= Description of the task =
Gather, from the data below, each line in which the word "JSON" occurs.

= Exercise materials =
=====

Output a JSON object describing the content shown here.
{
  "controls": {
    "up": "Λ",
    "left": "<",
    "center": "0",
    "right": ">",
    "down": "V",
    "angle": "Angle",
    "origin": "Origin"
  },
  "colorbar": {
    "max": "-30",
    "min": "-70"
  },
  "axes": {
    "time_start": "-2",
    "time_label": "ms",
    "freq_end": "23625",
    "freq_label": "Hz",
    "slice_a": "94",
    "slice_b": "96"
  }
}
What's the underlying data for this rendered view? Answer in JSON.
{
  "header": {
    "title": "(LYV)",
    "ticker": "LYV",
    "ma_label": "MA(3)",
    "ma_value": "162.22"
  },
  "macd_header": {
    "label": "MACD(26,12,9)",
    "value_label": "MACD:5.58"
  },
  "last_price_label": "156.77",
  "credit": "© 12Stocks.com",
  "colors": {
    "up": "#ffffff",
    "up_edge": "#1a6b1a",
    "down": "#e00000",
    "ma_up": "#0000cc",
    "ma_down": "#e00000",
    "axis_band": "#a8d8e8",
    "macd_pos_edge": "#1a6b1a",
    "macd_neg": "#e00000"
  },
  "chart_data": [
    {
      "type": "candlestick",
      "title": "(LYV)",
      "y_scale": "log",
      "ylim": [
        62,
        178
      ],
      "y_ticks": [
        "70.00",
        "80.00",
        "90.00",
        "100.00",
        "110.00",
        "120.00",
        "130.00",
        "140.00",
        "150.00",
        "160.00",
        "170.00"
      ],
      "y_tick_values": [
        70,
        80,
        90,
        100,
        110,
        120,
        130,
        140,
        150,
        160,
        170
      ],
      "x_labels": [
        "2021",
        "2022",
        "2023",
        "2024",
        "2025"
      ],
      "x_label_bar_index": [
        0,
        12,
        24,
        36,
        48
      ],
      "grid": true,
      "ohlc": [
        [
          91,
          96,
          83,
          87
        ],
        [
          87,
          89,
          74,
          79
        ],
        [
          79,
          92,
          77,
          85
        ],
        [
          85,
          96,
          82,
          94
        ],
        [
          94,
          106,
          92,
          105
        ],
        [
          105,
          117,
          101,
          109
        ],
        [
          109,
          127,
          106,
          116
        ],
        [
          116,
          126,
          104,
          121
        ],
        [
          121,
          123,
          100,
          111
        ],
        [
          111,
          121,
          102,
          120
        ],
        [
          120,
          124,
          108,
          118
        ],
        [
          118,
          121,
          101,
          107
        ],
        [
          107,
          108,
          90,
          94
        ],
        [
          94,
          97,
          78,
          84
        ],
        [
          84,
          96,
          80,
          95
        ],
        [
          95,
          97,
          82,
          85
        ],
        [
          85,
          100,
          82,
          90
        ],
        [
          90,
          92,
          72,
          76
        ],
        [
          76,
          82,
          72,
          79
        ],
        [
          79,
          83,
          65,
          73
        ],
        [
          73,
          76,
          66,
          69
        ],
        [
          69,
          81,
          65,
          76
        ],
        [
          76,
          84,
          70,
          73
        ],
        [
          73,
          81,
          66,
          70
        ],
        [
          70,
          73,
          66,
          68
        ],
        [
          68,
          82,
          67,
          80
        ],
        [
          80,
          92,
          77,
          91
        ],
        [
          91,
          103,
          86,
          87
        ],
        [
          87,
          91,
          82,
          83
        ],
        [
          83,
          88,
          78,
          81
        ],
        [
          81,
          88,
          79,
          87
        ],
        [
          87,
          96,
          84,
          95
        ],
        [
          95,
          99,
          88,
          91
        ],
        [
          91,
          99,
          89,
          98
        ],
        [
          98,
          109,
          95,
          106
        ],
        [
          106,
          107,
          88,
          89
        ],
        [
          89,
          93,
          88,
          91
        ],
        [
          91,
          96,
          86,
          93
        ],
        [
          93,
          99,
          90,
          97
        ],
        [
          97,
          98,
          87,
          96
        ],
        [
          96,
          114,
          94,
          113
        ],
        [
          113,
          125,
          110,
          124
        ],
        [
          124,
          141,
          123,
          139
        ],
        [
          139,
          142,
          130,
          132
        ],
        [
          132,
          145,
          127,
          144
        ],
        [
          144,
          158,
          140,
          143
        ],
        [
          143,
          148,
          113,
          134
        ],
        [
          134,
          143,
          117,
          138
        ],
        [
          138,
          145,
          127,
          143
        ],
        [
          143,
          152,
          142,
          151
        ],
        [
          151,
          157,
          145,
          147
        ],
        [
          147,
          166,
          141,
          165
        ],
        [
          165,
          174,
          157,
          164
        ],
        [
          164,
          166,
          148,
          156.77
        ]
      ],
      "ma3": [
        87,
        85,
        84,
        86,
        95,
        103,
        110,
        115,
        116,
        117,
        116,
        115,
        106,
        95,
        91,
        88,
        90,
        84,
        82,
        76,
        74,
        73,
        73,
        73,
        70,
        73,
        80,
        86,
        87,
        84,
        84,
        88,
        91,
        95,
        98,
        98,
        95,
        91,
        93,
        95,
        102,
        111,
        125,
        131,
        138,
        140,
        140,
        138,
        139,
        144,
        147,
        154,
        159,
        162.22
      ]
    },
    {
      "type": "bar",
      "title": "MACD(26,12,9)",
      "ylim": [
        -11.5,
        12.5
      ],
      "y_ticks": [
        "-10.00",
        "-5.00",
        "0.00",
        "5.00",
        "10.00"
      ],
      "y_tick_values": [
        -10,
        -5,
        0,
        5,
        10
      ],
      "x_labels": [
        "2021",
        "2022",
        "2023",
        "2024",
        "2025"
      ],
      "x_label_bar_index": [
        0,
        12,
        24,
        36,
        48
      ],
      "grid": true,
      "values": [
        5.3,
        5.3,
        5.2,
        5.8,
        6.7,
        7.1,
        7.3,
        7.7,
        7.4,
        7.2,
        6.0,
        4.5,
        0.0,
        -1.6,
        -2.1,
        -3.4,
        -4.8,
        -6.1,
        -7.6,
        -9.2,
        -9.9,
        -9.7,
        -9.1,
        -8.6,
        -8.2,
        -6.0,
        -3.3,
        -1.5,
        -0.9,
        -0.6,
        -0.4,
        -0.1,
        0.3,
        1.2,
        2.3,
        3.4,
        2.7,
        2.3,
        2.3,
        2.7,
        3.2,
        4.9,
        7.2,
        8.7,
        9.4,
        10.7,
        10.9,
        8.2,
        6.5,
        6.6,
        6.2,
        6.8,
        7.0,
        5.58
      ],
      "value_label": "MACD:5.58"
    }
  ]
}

=====

= Result of this task =
Output a JSON object describing the content shown here.
What's the underlying data for this rendered view? Answer in JSON.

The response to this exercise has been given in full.